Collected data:
Start

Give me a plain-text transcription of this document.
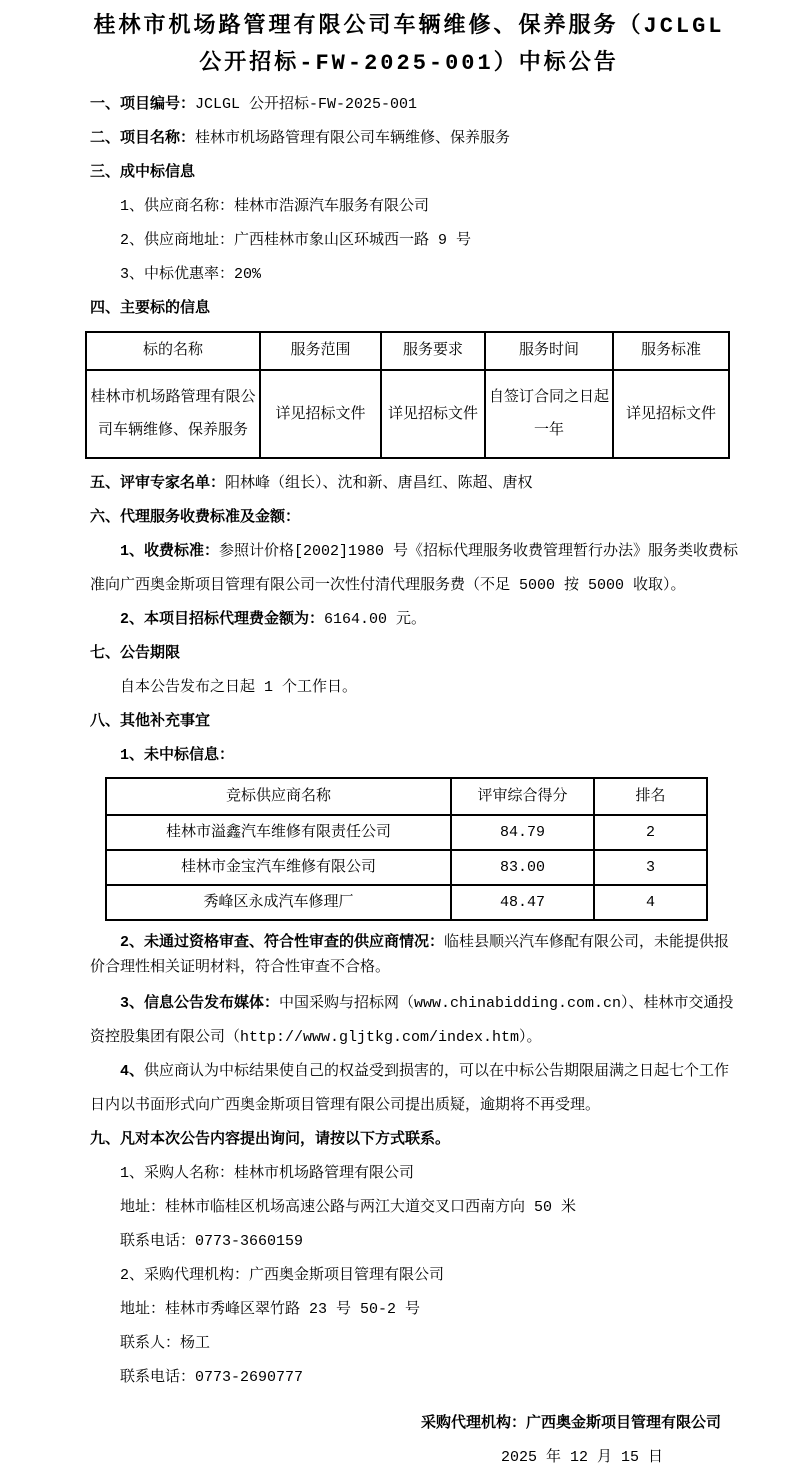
桂林市机场路管理有限公司车辆维修、保养服务（JCLGL
公开招标-FW-2025-001）中标公告

一、项目编号：JCLGL 公开招标-FW-2025-001

二、项目名称：桂林市机场路管理有限公司车辆维修、保养服务

三、成中标信息

1、供应商名称：桂林市浩源汽车服务有限公司

2、供应商地址：广西桂林市象山区环城西一路 9 号

3、中标优惠率：20%

四、主要标的信息

标的名称	服务范围	服务要求	服务时间	服务标准
桂林市机场路管理有限公司车辆维修、保养服务	详见招标文件	详见招标文件	自签订合同之日起一年	详见招标文件

五、评审专家名单：阳林峰（组长）、沈和新、唐昌红、陈超、唐权

六、代理服务收费标准及金额：

1、收费标准：参照计价格[2002]1980 号《招标代理服务收费管理暂行办法》服务类收费标准向广西奥金斯项目管理有限公司一次性付清代理服务费（不足 5000 按 5000 收取）。

2、本项目招标代理费金额为：6164.00 元。

七、公告期限

自本公告发布之日起 1 个工作日。

八、其他补充事宜

1、未中标信息：

竞标供应商名称	评审综合得分	排名
桂林市溢鑫汽车维修有限责任公司	84.79	2
桂林市金宝汽车维修有限公司	83.00	3
秀峰区永成汽车修理厂	48.47	4

2、未通过资格审查、符合性审查的供应商情况：临桂县顺兴汽车修配有限公司，未能提供报价合理性相关证明材料，符合性审查不合格。

3、信息公告发布媒体：中国采购与招标网（www.chinabidding.com.cn）、桂林市交通投资控股集团有限公司（http://www.gljtkg.com/index.htm）。

4、供应商认为中标结果使自己的权益受到损害的，可以在中标公告期限届满之日起七个工作日内以书面形式向广西奥金斯项目管理有限公司提出质疑，逾期将不再受理。

九、凡对本次公告内容提出询问，请按以下方式联系。

1、采购人名称：桂林市机场路管理有限公司

地址：桂林市临桂区机场高速公路与两江大道交叉口西南方向 50 米

联系电话：0773-3660159

2、采购代理机构：广西奥金斯项目管理有限公司

地址：桂林市秀峰区翠竹路 23 号 50-2 号

联系人：杨工

联系电话：0773-2690777

采购代理机构：广西奥金斯项目管理有限公司

2025 年 12 月 15 日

End

Write out the listing above exactly as it stands, pictures excluded.

Give me a plain-text transcription of this document.
桂林市机场路管理有限公司车辆维修、保养服务（JCLGL
公开招标-FW-2025-001）中标公告

一、项目编号：JCLGL 公开招标-FW-2025-001

二、项目名称：桂林市机场路管理有限公司车辆维修、保养服务

三、成中标信息

1、供应商名称：桂林市浩源汽车服务有限公司

2、供应商地址：广西桂林市象山区环城西一路 9 号

3、中标优惠率：20%

四、主要标的信息

标的名称	服务范围	服务要求	服务时间	服务标准
桂林市机场路管理有限公司车辆维修、保养服务	详见招标文件	详见招标文件	自签订合同之日起一年	详见招标文件

五、评审专家名单：阳林峰（组长）、沈和新、唐昌红、陈超、唐权

六、代理服务收费标准及金额：

1、收费标准：参照计价格[2002]1980 号《招标代理服务收费管理暂行办法》服务类收费标准向广西奥金斯项目管理有限公司一次性付清代理服务费（不足 5000 按 5000 收取）。

2、本项目招标代理费金额为：6164.00 元。

七、公告期限

自本公告发布之日起 1 个工作日。

八、其他补充事宜

1、未中标信息：

竞标供应商名称	评审综合得分	排名
桂林市溢鑫汽车维修有限责任公司	84.79	2
桂林市金宝汽车维修有限公司	83.00	3
秀峰区永成汽车修理厂	48.47	4

2、未通过资格审查、符合性审查的供应商情况：临桂县顺兴汽车修配有限公司，未能提供报价合理性相关证明材料，符合性审查不合格。

3、信息公告发布媒体：中国采购与招标网（www.chinabidding.com.cn）、桂林市交通投资控股集团有限公司（http://www.gljtkg.com/index.htm）。

4、供应商认为中标结果使自己的权益受到损害的，可以在中标公告期限届满之日起七个工作日内以书面形式向广西奥金斯项目管理有限公司提出质疑，逾期将不再受理。

九、凡对本次公告内容提出询问，请按以下方式联系。

1、采购人名称：桂林市机场路管理有限公司

地址：桂林市临桂区机场高速公路与两江大道交叉口西南方向 50 米

联系电话：0773-3660159

2、采购代理机构：广西奥金斯项目管理有限公司

地址：桂林市秀峰区翠竹路 23 号 50-2 号

联系人：杨工

联系电话：0773-2690777

采购代理机构：广西奥金斯项目管理有限公司

2025 年 12 月 15 日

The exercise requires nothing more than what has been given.